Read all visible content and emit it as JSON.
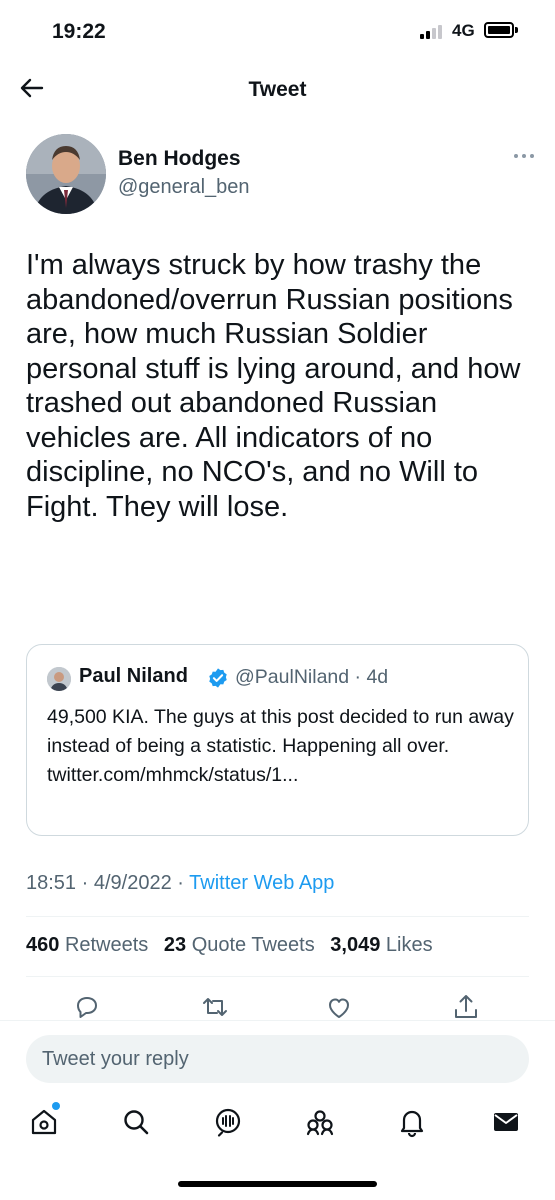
{
  "status_bar": {
    "time": "19:22",
    "network": "4G",
    "icons": [
      "signal-icon",
      "battery-icon"
    ]
  },
  "header": {
    "title": "Tweet",
    "back_icon": "arrow-left-icon"
  },
  "tweet": {
    "author_name": "Ben Hodges",
    "author_handle": "@general_ben",
    "more_icon": "more-horizontal-icon",
    "text": "I'm always struck by how trashy the abandoned/overrun Russian positions are, how much Russian Soldier personal stuff is lying around, and how trashed out abandoned Russian vehicles are. All indicators of no discipline, no NCO's, and no Will to Fight.  They will lose.",
    "quoted": {
      "author_name": "Paul Niland",
      "verified_icon": "verified-badge-icon",
      "author_handle": "@PaulNiland",
      "separator": "·",
      "age": "4d",
      "text": "49,500 KIA. The guys at this post decided to run away instead of being a statistic. Happening all over. twitter.com/mhmck/status/1..."
    },
    "time": "18:51",
    "date": "4/9/2022",
    "separator": "·",
    "source_app": "Twitter Web App",
    "stats": {
      "retweets_count": "460",
      "retweets_label": "Retweets",
      "quotes_count": "23",
      "quotes_label": "Quote Tweets",
      "likes_count": "3,049",
      "likes_label": "Likes"
    },
    "actions": [
      "reply-icon",
      "retweet-icon",
      "like-icon",
      "share-icon"
    ]
  },
  "reply": {
    "placeholder": "Tweet your reply"
  },
  "bottom_nav": {
    "items": [
      "home-icon",
      "search-icon",
      "spaces-icon",
      "communities-icon",
      "notifications-icon",
      "messages-icon"
    ]
  },
  "colors": {
    "accent": "#1d9bf0",
    "text_primary": "#0f1419",
    "text_secondary": "#536471",
    "border": "#cfd9de"
  }
}
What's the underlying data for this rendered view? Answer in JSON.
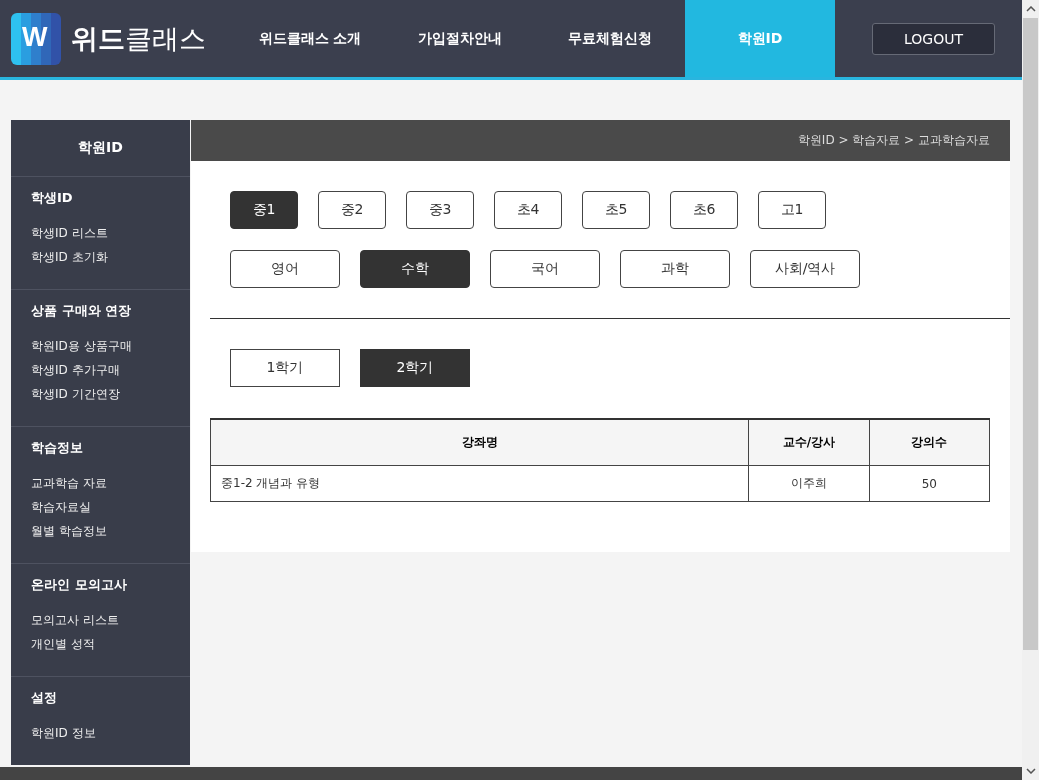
{
  "header": {
    "logo": {
      "mark": "W",
      "text": "**위드**클래스"
    },
    "nav": [
      {
        "label": "위드클래스 소개",
        "selected": false
      },
      {
        "label": "가입절차안내",
        "selected": false
      },
      {
        "label": "무료체험신청",
        "selected": false
      },
      {
        "label": "학원ID",
        "selected": true
      }
    ],
    "logout": "LOGOUT"
  },
  "sidebar": {
    "title": "학원ID",
    "sections": [
      {
        "heading": "학생ID",
        "items": [
          "학생ID 리스트",
          "학생ID 초기화"
        ]
      },
      {
        "heading": "상품 구매와 연장",
        "items": [
          "학원ID용 상품구매",
          "학생ID 추가구매",
          "학생ID 기간연장"
        ]
      },
      {
        "heading": "학습정보",
        "items": [
          "교과학습 자료",
          "학습자료실",
          "월별 학습정보"
        ]
      },
      {
        "heading": "온라인 모의고사",
        "items": [
          "모의고사 리스트",
          "개인별 성적"
        ]
      },
      {
        "heading": "설정",
        "items": [
          "학원ID 정보"
        ]
      }
    ]
  },
  "breadcrumb": "학원ID > 학습자료 > 교과학습자료",
  "grades": [
    {
      "label": "중1",
      "selected": true
    },
    {
      "label": "중2",
      "selected": false
    },
    {
      "label": "중3",
      "selected": false
    },
    {
      "label": "초4",
      "selected": false
    },
    {
      "label": "초5",
      "selected": false
    },
    {
      "label": "초6",
      "selected": false
    },
    {
      "label": "고1",
      "selected": false
    }
  ],
  "subjects": [
    {
      "label": "영어",
      "selected": false
    },
    {
      "label": "수학",
      "selected": true
    },
    {
      "label": "국어",
      "selected": false
    },
    {
      "label": "과학",
      "selected": false
    },
    {
      "label": "사회/역사",
      "selected": false
    }
  ],
  "semesters": [
    {
      "label": "1학기",
      "selected": false
    },
    {
      "label": "2학기",
      "selected": true
    }
  ],
  "table": {
    "columns": [
      "강좌명",
      "교수/강사",
      "강의수"
    ],
    "rows": [
      [
        "중1-2 개념과 유형",
        "이주희",
        "50"
      ]
    ]
  }
}
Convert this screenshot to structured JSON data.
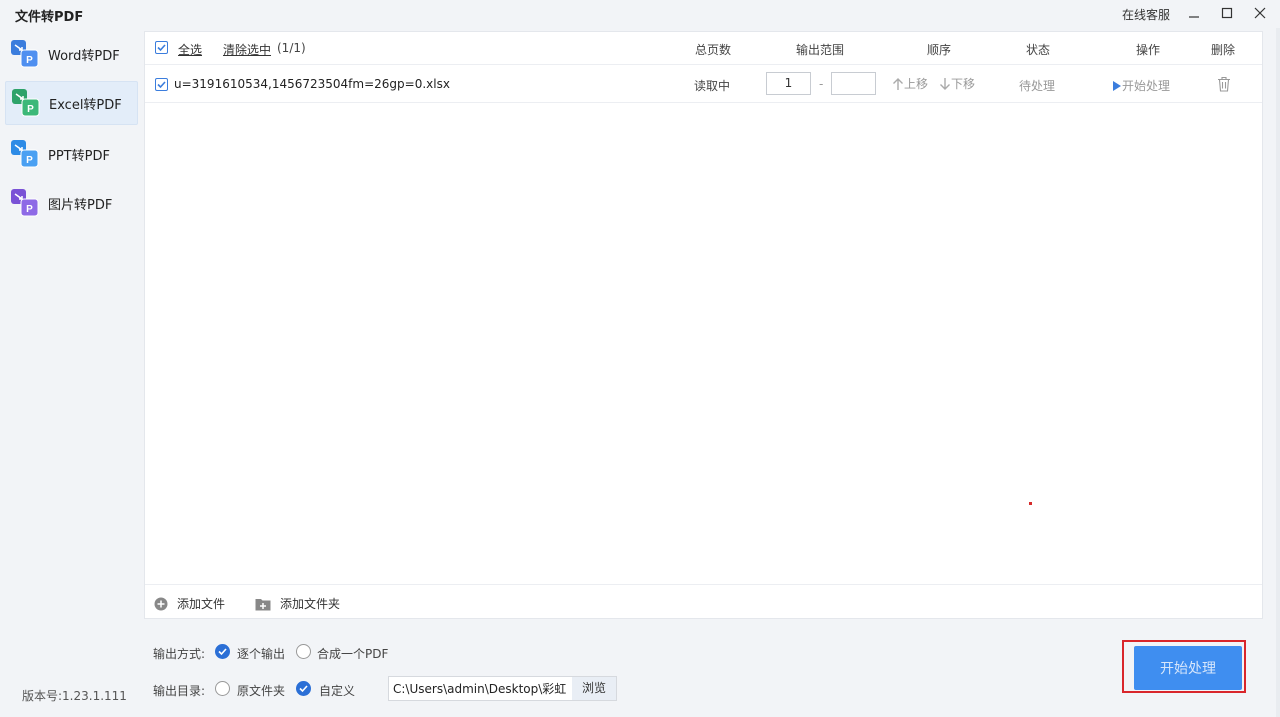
{
  "app": {
    "title": "文件转PDF",
    "online_service": "在线客服",
    "version": "版本号:1.23.1.111"
  },
  "sidebar": {
    "items": [
      {
        "label": "Word转PDF",
        "icon": "word-to-pdf-icon",
        "color": "#3b7ddd",
        "active": false
      },
      {
        "label": "Excel转PDF",
        "icon": "excel-to-pdf-icon",
        "color": "#2ea36a",
        "active": true
      },
      {
        "label": "PPT转PDF",
        "icon": "ppt-to-pdf-icon",
        "color": "#2d8be6",
        "active": false
      },
      {
        "label": "图片转PDF",
        "icon": "image-to-pdf-icon",
        "color": "#7a52d6",
        "active": false
      }
    ]
  },
  "table": {
    "select_all": "全选",
    "clear_selection": "清除选中",
    "selection_count": "(1/1)",
    "headers": {
      "total_pages": "总页数",
      "output_range": "输出范围",
      "order": "顺序",
      "status": "状态",
      "action": "操作",
      "delete": "删除"
    },
    "rows": [
      {
        "filename": "u=3191610534,1456723504fm=26gp=0.xlsx",
        "total_pages": "读取中",
        "range_from": "1",
        "range_sep": "-",
        "range_to": "",
        "move_up": "上移",
        "move_down": "下移",
        "status": "待处理",
        "action": "开始处理"
      }
    ]
  },
  "footer": {
    "add_file": "添加文件",
    "add_folder": "添加文件夹"
  },
  "options": {
    "output_mode_label": "输出方式:",
    "mode_individual": "逐个输出",
    "mode_merge": "合成一个PDF",
    "output_dir_label": "输出目录:",
    "dir_original": "原文件夹",
    "dir_custom": "自定义",
    "path_value": "C:\\Users\\admin\\Desktop\\彩虹",
    "browse": "浏览"
  },
  "start_button": "开始处理",
  "colors": {
    "accent": "#3b7ddd",
    "start_button": "#3f8ef0",
    "highlight_border": "#d9262b"
  }
}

What is asked: Repeat the material verbatim. Do not carry over any picture.

Exercise output:
Read all visible content and emit it as JSON.
{
  "status_bar": {
    "time": "19:22",
    "network": "4G",
    "icons": [
      "signal-icon",
      "battery-icon"
    ]
  },
  "header": {
    "title": "Tweet",
    "back_icon": "arrow-left-icon"
  },
  "tweet": {
    "author_name": "Ben Hodges",
    "author_handle": "@general_ben",
    "more_icon": "more-horizontal-icon",
    "text": "I'm always struck by how trashy the abandoned/overrun Russian positions are, how much Russian Soldier personal stuff is lying around, and how trashed out abandoned Russian vehicles are. All indicators of no discipline, no NCO's, and no Will to Fight.  They will lose.",
    "quoted": {
      "author_name": "Paul Niland",
      "verified_icon": "verified-badge-icon",
      "author_handle": "@PaulNiland",
      "separator": "·",
      "age": "4d",
      "text": "49,500 KIA. The guys at this post decided to run away instead of being a statistic. Happening all over. twitter.com/mhmck/status/1..."
    },
    "time": "18:51",
    "date": "4/9/2022",
    "separator": "·",
    "source_app": "Twitter Web App",
    "stats": {
      "retweets_count": "460",
      "retweets_label": "Retweets",
      "quotes_count": "23",
      "quotes_label": "Quote Tweets",
      "likes_count": "3,049",
      "likes_label": "Likes"
    },
    "actions": [
      "reply-icon",
      "retweet-icon",
      "like-icon",
      "share-icon"
    ]
  },
  "reply": {
    "placeholder": "Tweet your reply"
  },
  "bottom_nav": {
    "items": [
      "home-icon",
      "search-icon",
      "spaces-icon",
      "communities-icon",
      "notifications-icon",
      "messages-icon"
    ]
  },
  "colors": {
    "accent": "#1d9bf0",
    "text_primary": "#0f1419",
    "text_secondary": "#536471",
    "border": "#cfd9de"
  }
}
What's the underlying data for this rendered view? Answer in JSON.
{
  "header": {
    "logo": {
      "mark": "W",
      "text": "**위드**클래스"
    },
    "nav": [
      {
        "label": "위드클래스 소개",
        "selected": false
      },
      {
        "label": "가입절차안내",
        "selected": false
      },
      {
        "label": "무료체험신청",
        "selected": false
      },
      {
        "label": "학원ID",
        "selected": true
      }
    ],
    "logout": "LOGOUT"
  },
  "sidebar": {
    "title": "학원ID",
    "sections": [
      {
        "heading": "학생ID",
        "items": [
          "학생ID 리스트",
          "학생ID 초기화"
        ]
      },
      {
        "heading": "상품 구매와 연장",
        "items": [
          "학원ID용 상품구매",
          "학생ID 추가구매",
          "학생ID 기간연장"
        ]
      },
      {
        "heading": "학습정보",
        "items": [
          "교과학습 자료",
          "학습자료실",
          "월별 학습정보"
        ]
      },
      {
        "heading": "온라인 모의고사",
        "items": [
          "모의고사 리스트",
          "개인별 성적"
        ]
      },
      {
        "heading": "설정",
        "items": [
          "학원ID 정보"
        ]
      }
    ]
  },
  "breadcrumb": "학원ID > 학습자료 > 교과학습자료",
  "grades": [
    {
      "label": "중1",
      "selected": true
    },
    {
      "label": "중2",
      "selected": false
    },
    {
      "label": "중3",
      "selected": false
    },
    {
      "label": "초4",
      "selected": false
    },
    {
      "label": "초5",
      "selected": false
    },
    {
      "label": "초6",
      "selected": false
    },
    {
      "label": "고1",
      "selected": false
    }
  ],
  "subjects": [
    {
      "label": "영어",
      "selected": false
    },
    {
      "label": "수학",
      "selected": true
    },
    {
      "label": "국어",
      "selected": false
    },
    {
      "label": "과학",
      "selected": false
    },
    {
      "label": "사회/역사",
      "selected": false
    }
  ],
  "semesters": [
    {
      "label": "1학기",
      "selected": false
    },
    {
      "label": "2학기",
      "selected": true
    }
  ],
  "table": {
    "columns": [
      "강좌명",
      "교수/강사",
      "강의수"
    ],
    "rows": [
      [
        "중1-2 개념과 유형",
        "이주희",
        "50"
      ]
    ]
  }
}
Convert this screenshot to structured JSON data.
{
  "app": {
    "title": "文件转PDF",
    "online_service": "在线客服",
    "version": "版本号:1.23.1.111"
  },
  "sidebar": {
    "items": [
      {
        "label": "Word转PDF",
        "icon": "word-to-pdf-icon",
        "color": "#3b7ddd",
        "active": false
      },
      {
        "label": "Excel转PDF",
        "icon": "excel-to-pdf-icon",
        "color": "#2ea36a",
        "active": true
      },
      {
        "label": "PPT转PDF",
        "icon": "ppt-to-pdf-icon",
        "color": "#2d8be6",
        "active": false
      },
      {
        "label": "图片转PDF",
        "icon": "image-to-pdf-icon",
        "color": "#7a52d6",
        "active": false
      }
    ]
  },
  "table": {
    "select_all": "全选",
    "clear_selection": "清除选中",
    "selection_count": "(1/1)",
    "headers": {
      "total_pages": "总页数",
      "output_range": "输出范围",
      "order": "顺序",
      "status": "状态",
      "action": "操作",
      "delete": "删除"
    },
    "rows": [
      {
        "filename": "u=3191610534,1456723504fm=26gp=0.xlsx",
        "total_pages": "读取中",
        "range_from": "1",
        "range_sep": "-",
        "range_to": "",
        "move_up": "上移",
        "move_down": "下移",
        "status": "待处理",
        "action": "开始处理"
      }
    ]
  },
  "footer": {
    "add_file": "添加文件",
    "add_folder": "添加文件夹"
  },
  "options": {
    "output_mode_label": "输出方式:",
    "mode_individual": "逐个输出",
    "mode_merge": "合成一个PDF",
    "output_dir_label": "输出目录:",
    "dir_original": "原文件夹",
    "dir_custom": "自定义",
    "path_value": "C:\\Users\\admin\\Desktop\\彩虹",
    "browse": "浏览"
  },
  "start_button": "开始处理",
  "colors": {
    "accent": "#3b7ddd",
    "start_button": "#3f8ef0",
    "highlight_border": "#d9262b"
  }
}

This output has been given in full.